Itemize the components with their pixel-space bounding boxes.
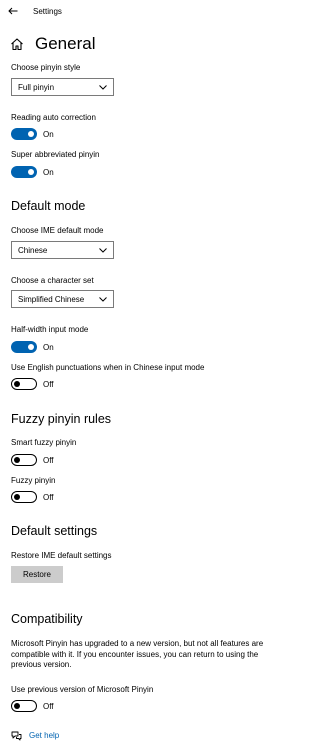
- character-set-value: Simplified Chinese: [18, 294, 85, 304]
- back-button[interactable]: [4, 3, 22, 19]
- reading-auto-correction-label: Reading auto correction: [11, 113, 96, 122]
- chevron-down-icon: [99, 84, 107, 90]
- character-set-label: Choose a character set: [11, 276, 94, 285]
- ime-default-mode-label: Choose IME default mode: [11, 226, 104, 235]
- restore-defaults-label: Restore IME default settings: [11, 551, 112, 560]
- toggle-knob: [14, 702, 20, 709]
- home-icon: [11, 38, 23, 51]
- chevron-down-icon: [99, 247, 107, 253]
- fuzzy-pinyin-toggle[interactable]: [11, 491, 37, 503]
- ime-default-mode-dropdown[interactable]: Chinese: [11, 241, 114, 259]
- pinyin-style-label: Choose pinyin style: [11, 63, 81, 72]
- english-punctuation-label: Use English punctuations when in Chinese…: [11, 363, 205, 372]
- restore-button[interactable]: Restore: [11, 566, 63, 583]
- default-mode-heading: Default mode: [11, 199, 86, 213]
- toggle-knob: [14, 456, 20, 463]
- smart-fuzzy-pinyin-toggle[interactable]: [11, 454, 37, 466]
- character-set-dropdown[interactable]: Simplified Chinese: [11, 290, 114, 308]
- half-width-label: Half-width input mode: [11, 325, 89, 334]
- fuzzy-pinyin-heading: Fuzzy pinyin rules: [11, 412, 112, 426]
- reading-auto-correction-toggle[interactable]: [11, 128, 37, 140]
- english-punctuation-state: Off: [43, 380, 54, 389]
- toggle-knob: [28, 131, 34, 137]
- ime-default-mode-value: Chinese: [18, 245, 48, 255]
- toggle-knob: [14, 380, 20, 387]
- smart-fuzzy-pinyin-state: Off: [43, 456, 54, 465]
- get-help-link[interactable]: Get help: [29, 731, 59, 740]
- compatibility-description: Microsoft Pinyin has upgraded to a new v…: [11, 639, 264, 669]
- half-width-toggle[interactable]: [11, 341, 37, 353]
- super-abbreviated-label: Super abbreviated pinyin: [11, 150, 100, 159]
- reading-auto-correction-state: On: [43, 130, 54, 139]
- chat-help-icon: [11, 731, 22, 741]
- english-punctuation-toggle[interactable]: [11, 378, 37, 390]
- super-abbreviated-toggle[interactable]: [11, 166, 37, 178]
- toggle-knob: [28, 169, 34, 175]
- default-settings-heading: Default settings: [11, 524, 98, 538]
- fuzzy-pinyin-label: Fuzzy pinyin: [11, 476, 56, 485]
- page-title: General: [35, 34, 96, 53]
- pinyin-style-dropdown[interactable]: Full pinyin: [11, 78, 114, 96]
- smart-fuzzy-pinyin-label: Smart fuzzy pinyin: [11, 438, 77, 447]
- pinyin-style-value: Full pinyin: [18, 82, 55, 92]
- back-arrow-icon: [8, 7, 18, 15]
- previous-version-state: Off: [43, 702, 54, 711]
- toggle-knob: [28, 344, 34, 350]
- chevron-down-icon: [99, 296, 107, 302]
- fuzzy-pinyin-state: Off: [43, 493, 54, 502]
- window-title: Settings: [33, 7, 62, 16]
- super-abbreviated-state: On: [43, 168, 54, 177]
- half-width-state: On: [43, 343, 54, 352]
- toggle-knob: [14, 493, 20, 500]
- previous-version-toggle[interactable]: [11, 700, 37, 712]
- previous-version-label: Use previous version of Microsoft Pinyin: [11, 685, 154, 694]
- compatibility-heading: Compatibility: [11, 612, 83, 626]
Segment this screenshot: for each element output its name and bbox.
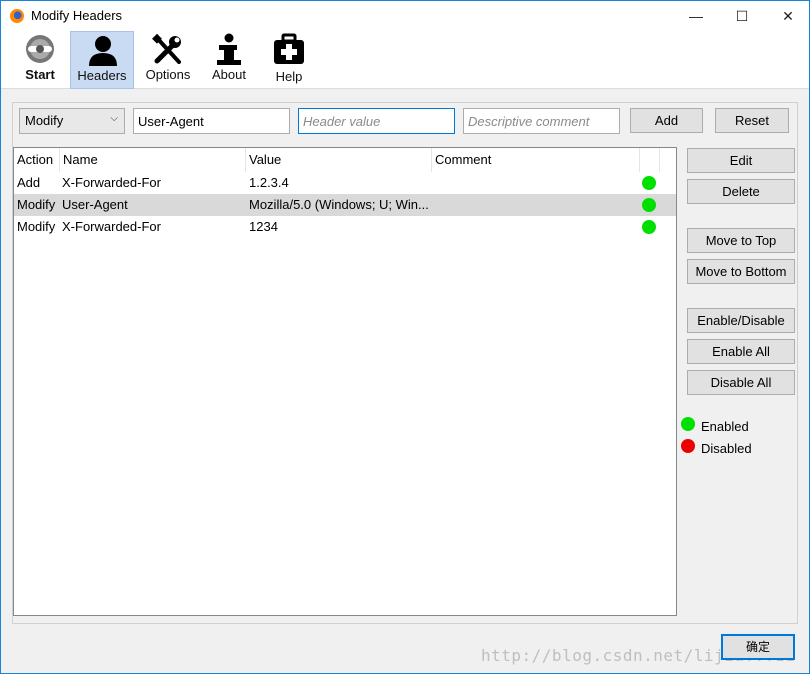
_ _ _ _
■ **What the exercise asks**:
Reproduce the data above line for line, without changing any wording, and omit the pictures from your answer.

■ **Final result**:
Itemize the components with their pixel-space bounding boxes.
- character-set-value: Simplified Chinese: [18, 294, 85, 304]
- back-button[interactable]: [4, 3, 22, 19]
- reading-auto-correction-label: Reading auto correction: [11, 113, 96, 122]
- chevron-down-icon: [99, 84, 107, 90]
- character-set-label: Choose a character set: [11, 276, 94, 285]
- ime-default-mode-label: Choose IME default mode: [11, 226, 104, 235]
- restore-defaults-label: Restore IME default settings: [11, 551, 112, 560]
- toggle-knob: [14, 702, 20, 709]
- home-icon: [11, 38, 23, 51]
- chevron-down-icon: [99, 247, 107, 253]
- fuzzy-pinyin-toggle[interactable]: [11, 491, 37, 503]
- ime-default-mode-dropdown[interactable]: Chinese: [11, 241, 114, 259]
- pinyin-style-label: Choose pinyin style: [11, 63, 81, 72]
- english-punctuation-label: Use English punctuations when in Chinese…: [11, 363, 205, 372]
- restore-button[interactable]: Restore: [11, 566, 63, 583]
- default-mode-heading: Default mode: [11, 199, 86, 213]
- toggle-knob: [14, 456, 20, 463]
- smart-fuzzy-pinyin-toggle[interactable]: [11, 454, 37, 466]
- character-set-dropdown[interactable]: Simplified Chinese: [11, 290, 114, 308]
- half-width-label: Half-width input mode: [11, 325, 89, 334]
- fuzzy-pinyin-heading: Fuzzy pinyin rules: [11, 412, 112, 426]
- reading-auto-correction-toggle[interactable]: [11, 128, 37, 140]
- english-punctuation-state: Off: [43, 380, 54, 389]
- toggle-knob: [28, 131, 34, 137]
- ime-default-mode-value: Chinese: [18, 245, 48, 255]
- toggle-knob: [14, 380, 20, 387]
- smart-fuzzy-pinyin-state: Off: [43, 456, 54, 465]
- get-help-link[interactable]: Get help: [29, 731, 59, 740]
- compatibility-description: Microsoft Pinyin has upgraded to a new v…: [11, 639, 264, 669]
- half-width-toggle[interactable]: [11, 341, 37, 353]
- super-abbreviated-label: Super abbreviated pinyin: [11, 150, 100, 159]
- reading-auto-correction-state: On: [43, 130, 54, 139]
- chat-help-icon: [11, 731, 22, 741]
- english-punctuation-toggle[interactable]: [11, 378, 37, 390]
- super-abbreviated-toggle[interactable]: [11, 166, 37, 178]
- toggle-knob: [28, 169, 34, 175]
- default-settings-heading: Default settings: [11, 524, 98, 538]
- fuzzy-pinyin-label: Fuzzy pinyin: [11, 476, 56, 485]
- page-title: General: [35, 34, 96, 53]
- pinyin-style-dropdown[interactable]: Full pinyin: [11, 78, 114, 96]
- smart-fuzzy-pinyin-label: Smart fuzzy pinyin: [11, 438, 77, 447]
- pinyin-style-value: Full pinyin: [18, 82, 55, 92]
- back-arrow-icon: [8, 7, 18, 15]
- previous-version-state: Off: [43, 702, 54, 711]
- toggle-knob: [28, 344, 34, 350]
- chevron-down-icon: [99, 296, 107, 302]
- fuzzy-pinyin-state: Off: [43, 493, 54, 502]
- window-title: Settings: [33, 7, 62, 16]
- super-abbreviated-state: On: [43, 168, 54, 177]
- half-width-state: On: [43, 343, 54, 352]
- toggle-knob: [14, 493, 20, 500]
- previous-version-toggle[interactable]: [11, 700, 37, 712]
- previous-version-label: Use previous version of Microsoft Pinyin: [11, 685, 154, 694]
- compatibility-heading: Compatibility: [11, 612, 83, 626]
Segment this screenshot: for each element output its name and bbox.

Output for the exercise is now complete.